YOUR INSTRUCTIONS: Write the entries out again exactly as they stand, but without the pictures.

AVAILABLE RECORDS:
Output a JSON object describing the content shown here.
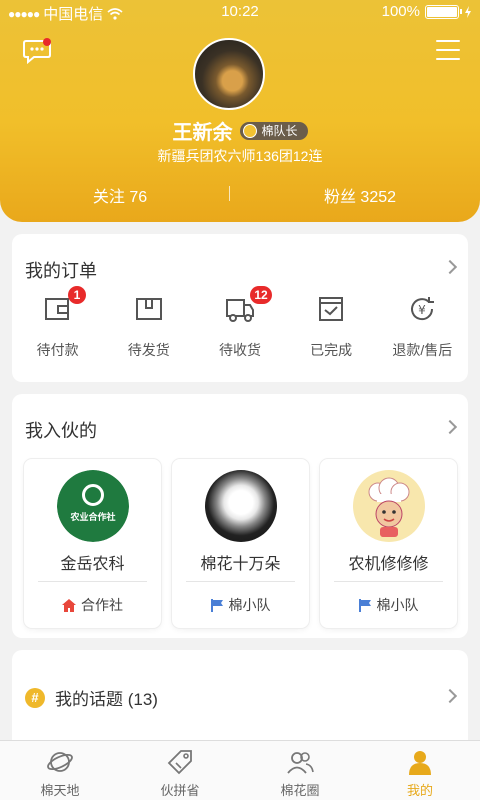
{
  "status_bar": {
    "carrier": "中国电信",
    "time": "10:22",
    "battery": "100%"
  },
  "profile": {
    "name": "王新余",
    "badge": "棉队长",
    "location": "新疆兵团农六师136团12连",
    "follow_label": "关注 76",
    "fans_label": "粉丝 3252"
  },
  "orders": {
    "title": "我的订单",
    "items": [
      {
        "label": "待付款",
        "count": "1",
        "icon": "wallet-icon"
      },
      {
        "label": "待发货",
        "count": "",
        "icon": "box-icon"
      },
      {
        "label": "待收货",
        "count": "12",
        "icon": "truck-icon"
      },
      {
        "label": "已完成",
        "count": "",
        "icon": "check-box-icon"
      },
      {
        "label": "退款/售后",
        "count": "",
        "icon": "refund-icon"
      }
    ]
  },
  "joined": {
    "title": "我入伙的",
    "items": [
      {
        "name": "金岳农科",
        "tag": "合作社",
        "tag_icon": "home-icon",
        "logo_text": "农业合作社"
      },
      {
        "name": "棉花十万朵",
        "tag": "棉小队",
        "tag_icon": "flag-icon"
      },
      {
        "name": "农机修修修",
        "tag": "棉小队",
        "tag_icon": "flag-icon"
      }
    ]
  },
  "topics": {
    "label": "我的话题 (13)"
  },
  "tabbar": {
    "items": [
      {
        "label": "棉天地",
        "icon": "planet-icon",
        "active": false
      },
      {
        "label": "伙拼省",
        "icon": "tag-icon",
        "active": false
      },
      {
        "label": "棉花圈",
        "icon": "people-icon",
        "active": false
      },
      {
        "label": "我的",
        "icon": "person-icon",
        "active": true
      }
    ]
  },
  "colors": {
    "brand": "#f1bf2a",
    "badge_red": "#e82a2a",
    "active_tab": "#e7a91b"
  }
}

EXPECTED ANSWER:
Output a JSON object describing the content shown here.
{
  "status_bar": {
    "carrier": "中国电信",
    "time": "10:22",
    "battery": "100%"
  },
  "profile": {
    "name": "王新余",
    "badge": "棉队长",
    "location": "新疆兵团农六师136团12连",
    "follow_label": "关注 76",
    "fans_label": "粉丝 3252"
  },
  "orders": {
    "title": "我的订单",
    "items": [
      {
        "label": "待付款",
        "count": "1",
        "icon": "wallet-icon"
      },
      {
        "label": "待发货",
        "count": "",
        "icon": "box-icon"
      },
      {
        "label": "待收货",
        "count": "12",
        "icon": "truck-icon"
      },
      {
        "label": "已完成",
        "count": "",
        "icon": "check-box-icon"
      },
      {
        "label": "退款/售后",
        "count": "",
        "icon": "refund-icon"
      }
    ]
  },
  "joined": {
    "title": "我入伙的",
    "items": [
      {
        "name": "金岳农科",
        "tag": "合作社",
        "tag_icon": "home-icon",
        "logo_text": "农业合作社"
      },
      {
        "name": "棉花十万朵",
        "tag": "棉小队",
        "tag_icon": "flag-icon"
      },
      {
        "name": "农机修修修",
        "tag": "棉小队",
        "tag_icon": "flag-icon"
      }
    ]
  },
  "topics": {
    "label": "我的话题 (13)"
  },
  "tabbar": {
    "items": [
      {
        "label": "棉天地",
        "icon": "planet-icon",
        "active": false
      },
      {
        "label": "伙拼省",
        "icon": "tag-icon",
        "active": false
      },
      {
        "label": "棉花圈",
        "icon": "people-icon",
        "active": false
      },
      {
        "label": "我的",
        "icon": "person-icon",
        "active": true
      }
    ]
  },
  "colors": {
    "brand": "#f1bf2a",
    "badge_red": "#e82a2a",
    "active_tab": "#e7a91b"
  }
}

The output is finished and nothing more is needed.